Pick out each line of the records in which the word "tools" appears.

[A run of records]
[BEGIN]

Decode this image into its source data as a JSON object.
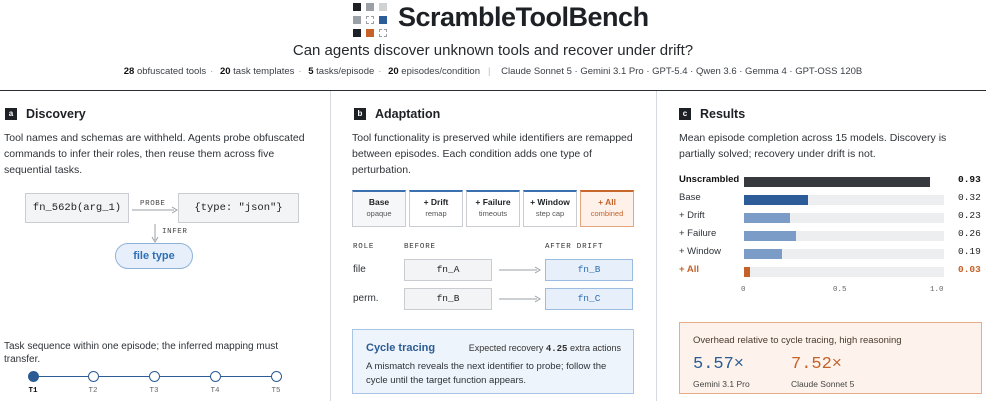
{
  "header": {
    "title": "ScrambleToolBench",
    "subtitle": "Can agents discover unknown tools and recover under drift?",
    "stats": [
      {
        "value": "28",
        "label": "obfuscated tools"
      },
      {
        "value": "20",
        "label": "task templates"
      },
      {
        "value": "5",
        "label": "tasks/episode"
      },
      {
        "value": "20",
        "label": "episodes/condition"
      }
    ],
    "models": "Claude Sonnet 5 · Gemini 3.1 Pro · GPT-5.4 · Qwen 3.6 · Gemma 4 · GPT-OSS 120B"
  },
  "discovery": {
    "badge": "a",
    "title": "Discovery",
    "description": "Tool names and schemas are withheld. Agents probe obfuscated commands to infer their roles, then reuse them across five sequential tasks.",
    "call": "fn_562b(arg_1)",
    "probe_label": "PROBE",
    "response": "{type: \"json\"}",
    "infer_label": "INFER",
    "inferred": "file type",
    "sequence_text": "Task sequence within one episode; the inferred mapping must transfer.",
    "tasks": [
      "T1",
      "T2",
      "T3",
      "T4",
      "T5"
    ]
  },
  "adaptation": {
    "badge": "b",
    "title": "Adaptation",
    "description": "Tool functionality is preserved while identifiers are remapped between episodes. Each condition adds one type of perturbation.",
    "conditions": [
      {
        "name": "Base",
        "sub": "opaque"
      },
      {
        "name": "+ Drift",
        "sub": "remap"
      },
      {
        "name": "+ Failure",
        "sub": "timeouts"
      },
      {
        "name": "+ Window",
        "sub": "step cap"
      },
      {
        "name": "+ All",
        "sub": "combined"
      }
    ],
    "col_role": "ROLE",
    "col_before": "BEFORE",
    "col_after": "AFTER DRIFT",
    "mappings": [
      {
        "role": "file",
        "before": "fn_A",
        "after": "fn_B"
      },
      {
        "role": "perm.",
        "before": "fn_B",
        "after": "fn_C"
      }
    ],
    "cycle": {
      "title": "Cycle tracing",
      "recovery_prefix": "Expected recovery",
      "recovery_value": "4.25",
      "recovery_suffix": "extra actions",
      "description": "A mismatch reveals the next identifier to probe; follow the cycle until the target function appears."
    }
  },
  "results": {
    "badge": "c",
    "title": "Results",
    "description": "Mean episode completion across 15 models. Discovery is partially solved; recovery under drift is not.",
    "ticks": [
      "0",
      "0.5",
      "1.0"
    ],
    "overhead_title": "Overhead relative to cycle tracing, high reasoning",
    "overhead": [
      {
        "value": "5.57×",
        "model": "Gemini 3.1 Pro",
        "color": "#2b5c94"
      },
      {
        "value": "7.52×",
        "model": "Claude Sonnet 5",
        "color": "#c4622a"
      }
    ]
  },
  "chart_data": {
    "type": "bar",
    "orientation": "horizontal",
    "categories": [
      "Unscrambled",
      "Base",
      "+ Drift",
      "+ Failure",
      "+ Window",
      "+ All"
    ],
    "values": [
      0.93,
      0.32,
      0.23,
      0.26,
      0.19,
      0.03
    ],
    "value_labels": [
      "0.93",
      "0.32",
      "0.23",
      "0.26",
      "0.19",
      "0.03"
    ],
    "xlim": [
      0,
      1.0
    ],
    "colors": [
      "#363a3f",
      "#2d5d99",
      "#7a9cc6",
      "#7a9cc6",
      "#7a9cc6",
      "#c4622a"
    ]
  }
}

[END]

Finished answer –
    "subtitle": "Can agents discover unknown tools and recover under drift?",
        "label": "obfuscated tools"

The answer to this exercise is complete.